→ What to produce
From the entries that follow, list every line in which the string "name" appears.

Dataset entries on figures
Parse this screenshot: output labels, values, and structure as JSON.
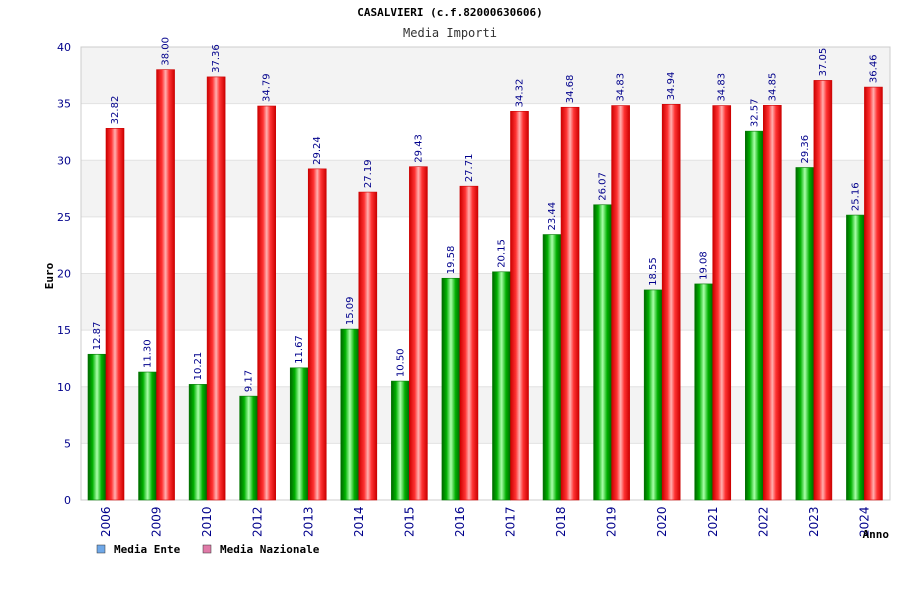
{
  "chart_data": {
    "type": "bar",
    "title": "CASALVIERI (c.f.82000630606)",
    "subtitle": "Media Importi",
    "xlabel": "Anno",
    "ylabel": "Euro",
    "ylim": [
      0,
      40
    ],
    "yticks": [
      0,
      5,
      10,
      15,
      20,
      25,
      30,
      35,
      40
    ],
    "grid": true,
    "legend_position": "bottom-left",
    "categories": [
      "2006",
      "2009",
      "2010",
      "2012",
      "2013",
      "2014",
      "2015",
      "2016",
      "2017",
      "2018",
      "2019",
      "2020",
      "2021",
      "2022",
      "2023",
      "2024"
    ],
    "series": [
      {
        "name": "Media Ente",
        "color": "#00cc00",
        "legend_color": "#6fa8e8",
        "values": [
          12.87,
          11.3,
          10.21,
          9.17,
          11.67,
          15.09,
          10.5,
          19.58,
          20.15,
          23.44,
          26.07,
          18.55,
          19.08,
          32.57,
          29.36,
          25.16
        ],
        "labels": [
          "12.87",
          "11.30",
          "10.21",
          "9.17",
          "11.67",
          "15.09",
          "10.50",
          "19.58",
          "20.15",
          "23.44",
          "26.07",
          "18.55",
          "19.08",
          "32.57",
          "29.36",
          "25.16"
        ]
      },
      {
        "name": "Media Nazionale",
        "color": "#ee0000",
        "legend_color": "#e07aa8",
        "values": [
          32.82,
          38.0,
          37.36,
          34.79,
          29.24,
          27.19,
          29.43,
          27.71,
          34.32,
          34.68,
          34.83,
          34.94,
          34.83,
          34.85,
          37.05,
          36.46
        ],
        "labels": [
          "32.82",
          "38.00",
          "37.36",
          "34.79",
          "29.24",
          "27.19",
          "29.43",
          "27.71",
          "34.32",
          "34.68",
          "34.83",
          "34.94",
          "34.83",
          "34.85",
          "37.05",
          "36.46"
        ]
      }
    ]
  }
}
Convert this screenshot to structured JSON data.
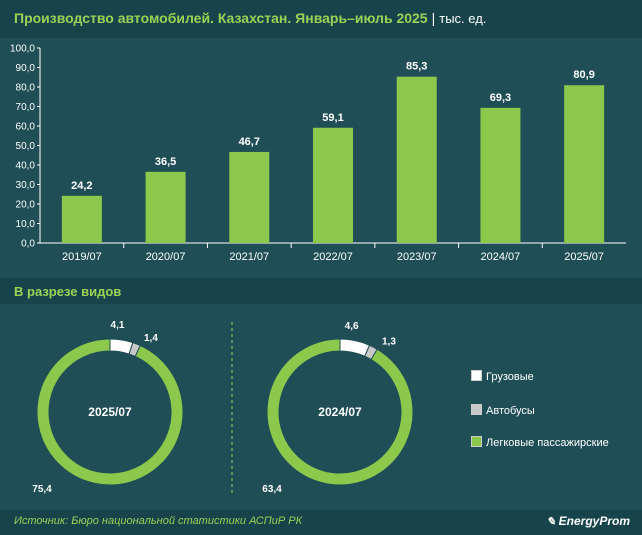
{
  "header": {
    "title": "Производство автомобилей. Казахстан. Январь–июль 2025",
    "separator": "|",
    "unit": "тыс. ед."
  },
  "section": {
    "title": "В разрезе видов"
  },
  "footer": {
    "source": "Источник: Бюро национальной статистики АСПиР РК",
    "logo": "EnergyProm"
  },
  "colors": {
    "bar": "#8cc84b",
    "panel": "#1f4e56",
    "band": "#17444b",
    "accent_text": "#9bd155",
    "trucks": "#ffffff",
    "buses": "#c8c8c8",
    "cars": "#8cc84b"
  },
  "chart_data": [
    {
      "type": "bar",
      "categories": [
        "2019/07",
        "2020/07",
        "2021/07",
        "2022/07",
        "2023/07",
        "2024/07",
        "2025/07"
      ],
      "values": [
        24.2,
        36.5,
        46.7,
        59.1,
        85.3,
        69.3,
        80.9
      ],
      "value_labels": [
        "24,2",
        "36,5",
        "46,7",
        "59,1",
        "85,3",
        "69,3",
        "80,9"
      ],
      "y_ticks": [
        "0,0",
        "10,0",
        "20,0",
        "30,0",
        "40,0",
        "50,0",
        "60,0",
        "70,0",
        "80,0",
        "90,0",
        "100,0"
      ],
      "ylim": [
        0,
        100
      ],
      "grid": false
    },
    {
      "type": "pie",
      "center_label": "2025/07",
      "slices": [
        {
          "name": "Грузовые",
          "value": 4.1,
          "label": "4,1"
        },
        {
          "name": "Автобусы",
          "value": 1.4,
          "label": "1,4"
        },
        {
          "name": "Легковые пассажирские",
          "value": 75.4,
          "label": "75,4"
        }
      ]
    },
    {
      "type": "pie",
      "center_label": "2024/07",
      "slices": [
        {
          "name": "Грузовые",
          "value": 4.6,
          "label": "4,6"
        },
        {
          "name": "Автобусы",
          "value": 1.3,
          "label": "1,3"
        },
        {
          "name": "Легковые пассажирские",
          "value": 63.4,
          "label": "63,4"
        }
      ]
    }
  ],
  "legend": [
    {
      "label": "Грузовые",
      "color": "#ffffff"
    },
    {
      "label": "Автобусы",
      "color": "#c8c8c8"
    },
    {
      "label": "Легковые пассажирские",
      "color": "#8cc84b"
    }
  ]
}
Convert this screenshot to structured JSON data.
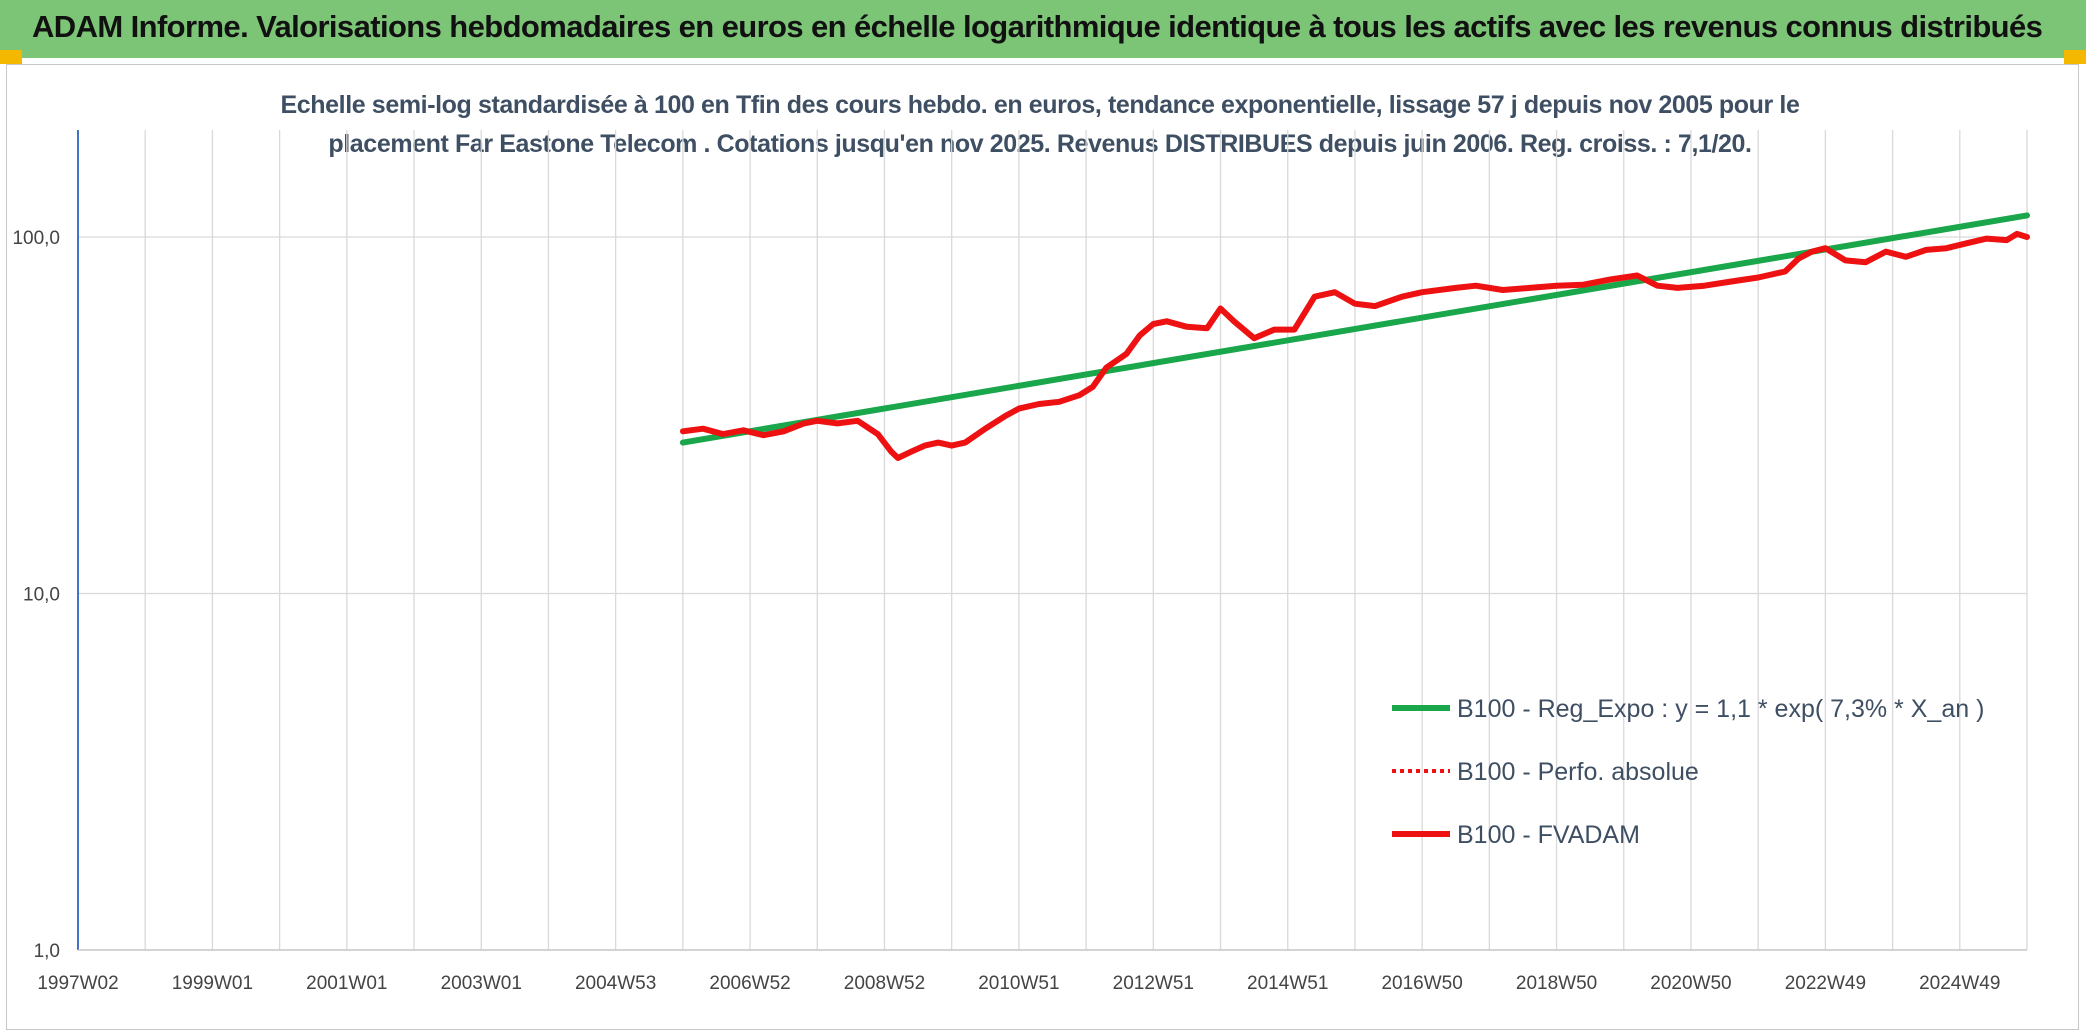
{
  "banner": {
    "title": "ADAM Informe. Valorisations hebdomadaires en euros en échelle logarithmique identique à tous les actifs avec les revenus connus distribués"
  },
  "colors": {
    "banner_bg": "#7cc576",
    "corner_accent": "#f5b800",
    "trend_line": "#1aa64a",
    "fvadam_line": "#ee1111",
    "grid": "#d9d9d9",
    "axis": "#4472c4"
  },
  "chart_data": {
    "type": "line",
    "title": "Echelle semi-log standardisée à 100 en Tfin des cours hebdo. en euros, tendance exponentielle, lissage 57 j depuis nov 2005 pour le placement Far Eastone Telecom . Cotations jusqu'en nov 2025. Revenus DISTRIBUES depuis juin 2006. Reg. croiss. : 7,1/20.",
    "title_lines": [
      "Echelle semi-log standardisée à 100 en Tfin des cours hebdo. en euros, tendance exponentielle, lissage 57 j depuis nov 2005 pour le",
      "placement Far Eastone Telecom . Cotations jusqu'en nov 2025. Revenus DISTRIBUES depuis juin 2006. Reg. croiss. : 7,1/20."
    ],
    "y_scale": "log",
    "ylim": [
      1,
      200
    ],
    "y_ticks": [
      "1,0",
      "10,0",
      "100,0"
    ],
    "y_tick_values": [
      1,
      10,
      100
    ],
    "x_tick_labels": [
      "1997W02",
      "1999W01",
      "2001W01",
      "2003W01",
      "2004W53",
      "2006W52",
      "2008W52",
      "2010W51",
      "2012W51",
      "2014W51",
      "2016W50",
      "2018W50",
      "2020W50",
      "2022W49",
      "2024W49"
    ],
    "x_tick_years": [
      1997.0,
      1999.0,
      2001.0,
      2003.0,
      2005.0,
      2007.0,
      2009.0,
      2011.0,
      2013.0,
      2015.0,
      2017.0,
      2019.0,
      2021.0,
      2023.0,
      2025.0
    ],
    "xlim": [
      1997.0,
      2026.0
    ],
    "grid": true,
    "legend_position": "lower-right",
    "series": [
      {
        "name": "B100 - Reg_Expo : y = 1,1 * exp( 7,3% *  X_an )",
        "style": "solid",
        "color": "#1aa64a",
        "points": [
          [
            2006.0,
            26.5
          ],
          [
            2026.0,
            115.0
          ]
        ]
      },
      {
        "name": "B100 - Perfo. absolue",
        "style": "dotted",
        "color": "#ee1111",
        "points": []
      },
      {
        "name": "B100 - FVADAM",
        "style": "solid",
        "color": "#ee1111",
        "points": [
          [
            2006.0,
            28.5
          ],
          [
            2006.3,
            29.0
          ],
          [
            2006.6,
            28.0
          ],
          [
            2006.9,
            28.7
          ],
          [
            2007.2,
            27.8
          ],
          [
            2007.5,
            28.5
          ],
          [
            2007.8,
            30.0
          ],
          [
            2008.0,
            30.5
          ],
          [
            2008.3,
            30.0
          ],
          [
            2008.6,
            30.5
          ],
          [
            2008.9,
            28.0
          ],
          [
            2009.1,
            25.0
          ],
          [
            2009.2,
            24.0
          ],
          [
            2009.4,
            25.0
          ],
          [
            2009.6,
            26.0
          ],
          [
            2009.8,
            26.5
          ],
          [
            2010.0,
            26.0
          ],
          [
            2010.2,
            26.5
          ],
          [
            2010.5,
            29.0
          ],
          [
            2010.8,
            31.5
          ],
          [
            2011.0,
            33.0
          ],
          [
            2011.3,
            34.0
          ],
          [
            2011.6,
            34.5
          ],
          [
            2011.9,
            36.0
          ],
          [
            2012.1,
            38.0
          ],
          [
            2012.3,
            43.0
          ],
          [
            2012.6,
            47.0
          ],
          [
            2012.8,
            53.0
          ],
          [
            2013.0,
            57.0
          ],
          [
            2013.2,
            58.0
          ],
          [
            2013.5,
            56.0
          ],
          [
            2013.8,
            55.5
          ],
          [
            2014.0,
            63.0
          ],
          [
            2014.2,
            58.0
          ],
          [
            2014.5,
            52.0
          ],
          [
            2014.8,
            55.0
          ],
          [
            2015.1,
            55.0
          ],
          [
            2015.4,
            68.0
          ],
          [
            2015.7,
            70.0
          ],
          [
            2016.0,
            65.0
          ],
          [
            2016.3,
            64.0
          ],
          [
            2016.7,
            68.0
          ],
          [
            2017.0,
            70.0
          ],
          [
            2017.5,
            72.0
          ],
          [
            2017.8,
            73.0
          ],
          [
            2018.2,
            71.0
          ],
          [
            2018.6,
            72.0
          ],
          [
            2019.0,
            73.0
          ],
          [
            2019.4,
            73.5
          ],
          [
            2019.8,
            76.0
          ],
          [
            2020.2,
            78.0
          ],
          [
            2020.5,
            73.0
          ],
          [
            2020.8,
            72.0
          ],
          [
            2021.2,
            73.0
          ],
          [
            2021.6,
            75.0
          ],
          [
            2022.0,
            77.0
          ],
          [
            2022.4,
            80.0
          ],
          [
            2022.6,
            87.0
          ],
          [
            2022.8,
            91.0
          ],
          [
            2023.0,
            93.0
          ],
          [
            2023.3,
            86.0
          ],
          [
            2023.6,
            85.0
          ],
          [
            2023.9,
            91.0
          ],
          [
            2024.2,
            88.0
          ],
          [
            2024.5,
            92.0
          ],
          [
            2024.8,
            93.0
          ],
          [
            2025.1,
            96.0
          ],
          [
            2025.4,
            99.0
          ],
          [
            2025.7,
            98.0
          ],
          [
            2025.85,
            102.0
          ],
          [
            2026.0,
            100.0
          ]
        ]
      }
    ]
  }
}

→ Written answer
        "name": "Media Ente",
        "name": "Media Nazionale",
          "name": "Грузовые",
          "name": "Автобусы",
          "name": "Легковые пассажирские",
          "name": "Грузовые",
          "name": "Автобусы",
          "name": "Легковые пассажирские",
        "name": "B100 - Reg_Expo : y = 1,1 * exp( 7,3% *  X_an )",
        "name": "B100 - Perfo. absolue",
        "name": "B100 - FVADAM",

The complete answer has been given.